Which lines below hold the word "name"? Report each one.

Figure record listings:

>> BEGIN

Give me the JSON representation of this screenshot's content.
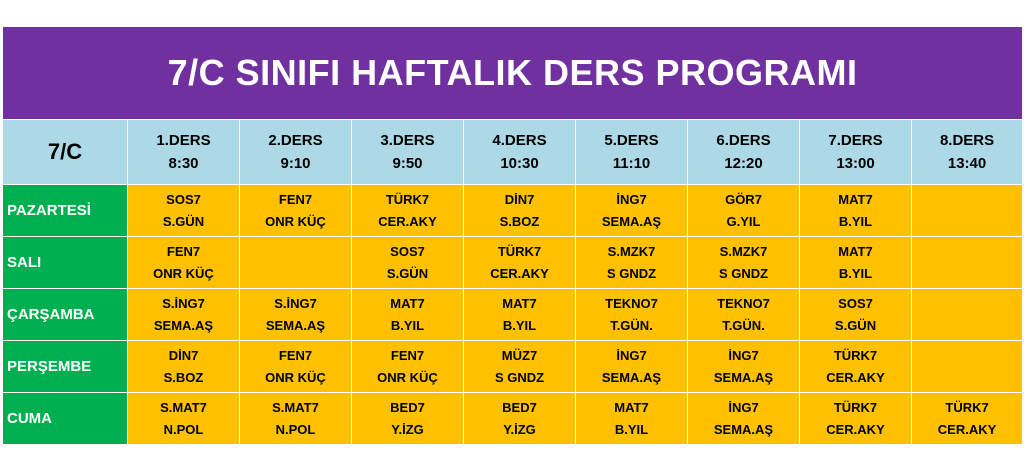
{
  "title": "7/C SINIFI HAFTALIK DERS PROGRAMI",
  "corner_label": "7/C",
  "periods": [
    {
      "name": "1.DERS",
      "time": "8:30"
    },
    {
      "name": "2.DERS",
      "time": "9:10"
    },
    {
      "name": "3.DERS",
      "time": "9:50"
    },
    {
      "name": "4.DERS",
      "time": "10:30"
    },
    {
      "name": "5.DERS",
      "time": "11:10"
    },
    {
      "name": "6.DERS",
      "time": "12:20"
    },
    {
      "name": "7.DERS",
      "time": "13:00"
    },
    {
      "name": "8.DERS",
      "time": "13:40"
    }
  ],
  "days": [
    {
      "day": "PAZARTESİ",
      "lessons": [
        {
          "course": "SOS7",
          "teacher": "S.GÜN"
        },
        {
          "course": "FEN7",
          "teacher": "ONR KÜÇ"
        },
        {
          "course": "TÜRK7",
          "teacher": "CER.AKY"
        },
        {
          "course": "DİN7",
          "teacher": "S.BOZ"
        },
        {
          "course": "İNG7",
          "teacher": "SEMA.AŞ"
        },
        {
          "course": "GÖR7",
          "teacher": "G.YIL"
        },
        {
          "course": "MAT7",
          "teacher": "B.YIL"
        },
        {
          "course": "",
          "teacher": ""
        }
      ]
    },
    {
      "day": "SALI",
      "lessons": [
        {
          "course": "FEN7",
          "teacher": "ONR KÜÇ"
        },
        {
          "course": "",
          "teacher": ""
        },
        {
          "course": "SOS7",
          "teacher": "S.GÜN"
        },
        {
          "course": "TÜRK7",
          "teacher": "CER.AKY"
        },
        {
          "course": "S.MZK7",
          "teacher": "S GNDZ"
        },
        {
          "course": "S.MZK7",
          "teacher": "S GNDZ"
        },
        {
          "course": "MAT7",
          "teacher": "B.YIL"
        },
        {
          "course": "",
          "teacher": ""
        }
      ]
    },
    {
      "day": "ÇARŞAMBA",
      "lessons": [
        {
          "course": "S.İNG7",
          "teacher": "SEMA.AŞ"
        },
        {
          "course": "S.İNG7",
          "teacher": "SEMA.AŞ"
        },
        {
          "course": "MAT7",
          "teacher": "B.YIL"
        },
        {
          "course": "MAT7",
          "teacher": "B.YIL"
        },
        {
          "course": "TEKNO7",
          "teacher": "T.GÜN."
        },
        {
          "course": "TEKNO7",
          "teacher": "T.GÜN."
        },
        {
          "course": "SOS7",
          "teacher": "S.GÜN"
        },
        {
          "course": "",
          "teacher": ""
        }
      ]
    },
    {
      "day": "PERŞEMBE",
      "lessons": [
        {
          "course": "DİN7",
          "teacher": "S.BOZ"
        },
        {
          "course": "FEN7",
          "teacher": "ONR KÜÇ"
        },
        {
          "course": "FEN7",
          "teacher": "ONR KÜÇ"
        },
        {
          "course": "MÜZ7",
          "teacher": "S GNDZ"
        },
        {
          "course": "İNG7",
          "teacher": "SEMA.AŞ"
        },
        {
          "course": "İNG7",
          "teacher": "SEMA.AŞ"
        },
        {
          "course": "TÜRK7",
          "teacher": "CER.AKY"
        },
        {
          "course": "",
          "teacher": ""
        }
      ]
    },
    {
      "day": "CUMA",
      "lessons": [
        {
          "course": "S.MAT7",
          "teacher": "N.POL"
        },
        {
          "course": "S.MAT7",
          "teacher": "N.POL"
        },
        {
          "course": "BED7",
          "teacher": "Y.İZG"
        },
        {
          "course": "BED7",
          "teacher": "Y.İZG"
        },
        {
          "course": "MAT7",
          "teacher": "B.YIL"
        },
        {
          "course": "İNG7",
          "teacher": "SEMA.AŞ"
        },
        {
          "course": "TÜRK7",
          "teacher": "CER.AKY"
        },
        {
          "course": "TÜRK7",
          "teacher": "CER.AKY"
        }
      ]
    }
  ],
  "colors": {
    "title_bg": "#7030a0",
    "header_bg": "#add8e6",
    "day_bg": "#00b050",
    "lesson_bg": "#ffc000"
  }
}
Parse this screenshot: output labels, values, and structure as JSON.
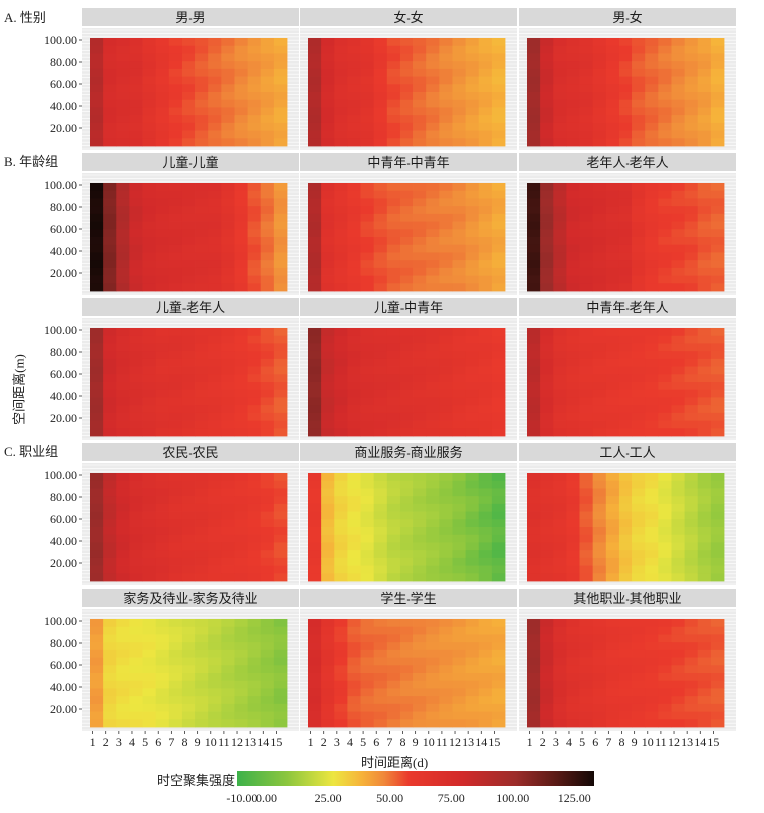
{
  "chart_data": {
    "type": "heatmap",
    "x_label": "时间距离(d)",
    "y_label": "空间距离(m)",
    "x_ticks": [
      "1",
      "2",
      "3",
      "4",
      "5",
      "6",
      "7",
      "8",
      "9",
      "10",
      "11",
      "12",
      "13",
      "14",
      "15"
    ],
    "y_ticks": [
      "100.00",
      "80.00",
      "60.00",
      "40.00",
      "20.00"
    ],
    "legend": {
      "title": "时空聚集强度",
      "ticks": [
        "-10.00",
        "0.00",
        "25.00",
        "50.00",
        "75.00",
        "100.00",
        "125.00"
      ],
      "range": [
        -12,
        133
      ]
    },
    "sections": [
      "A. 性别",
      "B. 年龄组",
      "C. 职业组"
    ],
    "panels": [
      {
        "title": "男-男",
        "intensity": [
          80,
          66,
          64,
          63,
          58,
          54,
          50,
          48,
          46,
          44,
          42,
          40,
          38,
          36,
          34
        ]
      },
      {
        "title": "女-女",
        "intensity": [
          82,
          68,
          62,
          60,
          58,
          52,
          48,
          46,
          44,
          42,
          40,
          38,
          36,
          34,
          32
        ]
      },
      {
        "title": "男-女",
        "intensity": [
          88,
          72,
          64,
          62,
          60,
          56,
          52,
          49,
          46,
          44,
          42,
          40,
          38,
          36,
          33
        ]
      },
      {
        "title": "儿童-儿童",
        "intensity": [
          128,
          98,
          82,
          72,
          68,
          66,
          65,
          64,
          63,
          62,
          58,
          52,
          47,
          43,
          38
        ]
      },
      {
        "title": "中青年-中青年",
        "intensity": [
          82,
          60,
          56,
          52,
          49,
          47,
          45,
          44,
          43,
          42,
          41,
          40,
          38,
          36,
          34
        ]
      },
      {
        "title": "老年人-老年人",
        "intensity": [
          118,
          90,
          78,
          70,
          68,
          66,
          64,
          63,
          56,
          52,
          50,
          49,
          48,
          46,
          45
        ]
      },
      {
        "title": "儿童-老年人",
        "intensity": [
          88,
          70,
          66,
          64,
          62,
          60,
          60,
          59,
          57,
          56,
          54,
          52,
          50,
          48,
          46
        ]
      },
      {
        "title": "儿童-中青年",
        "intensity": [
          94,
          74,
          70,
          66,
          64,
          63,
          62,
          61,
          60,
          59,
          58,
          56,
          55,
          54,
          52
        ]
      },
      {
        "title": "中青年-老年人",
        "intensity": [
          78,
          66,
          60,
          58,
          56,
          55,
          54,
          53,
          52,
          51,
          50,
          49,
          48,
          47,
          46
        ]
      },
      {
        "title": "农民-农民",
        "intensity": [
          90,
          76,
          70,
          66,
          64,
          62,
          60,
          59,
          58,
          56,
          55,
          54,
          52,
          50,
          48
        ]
      },
      {
        "title": "商业服务-商业服务",
        "intensity": [
          52,
          30,
          24,
          21,
          18,
          14,
          10,
          8,
          6,
          4,
          2,
          0,
          -2,
          -4,
          -6
        ]
      },
      {
        "title": "工人-工人",
        "intensity": [
          60,
          58,
          56,
          52,
          46,
          40,
          34,
          28,
          24,
          22,
          18,
          14,
          10,
          6,
          3
        ]
      },
      {
        "title": "家务及待业-家务及待业",
        "intensity": [
          36,
          24,
          22,
          21,
          20,
          18,
          16,
          14,
          12,
          10,
          8,
          6,
          4,
          2,
          0
        ]
      },
      {
        "title": "学生-学生",
        "intensity": [
          66,
          56,
          50,
          46,
          44,
          43,
          42,
          41,
          40,
          39,
          38,
          37,
          36,
          35,
          34
        ]
      },
      {
        "title": "其他职业-其他职业",
        "intensity": [
          88,
          72,
          64,
          60,
          58,
          56,
          54,
          53,
          52,
          51,
          50,
          49,
          48,
          47,
          46
        ]
      }
    ]
  }
}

>> END

#### [Answer below]
      "name": "1.DERS",
      "name": "2.DERS",
      "name": "3.DERS",
      "name": "4.DERS",
      "name": "5.DERS",
      "name": "6.DERS",
      "name": "7.DERS",
      "name": "8.DERS",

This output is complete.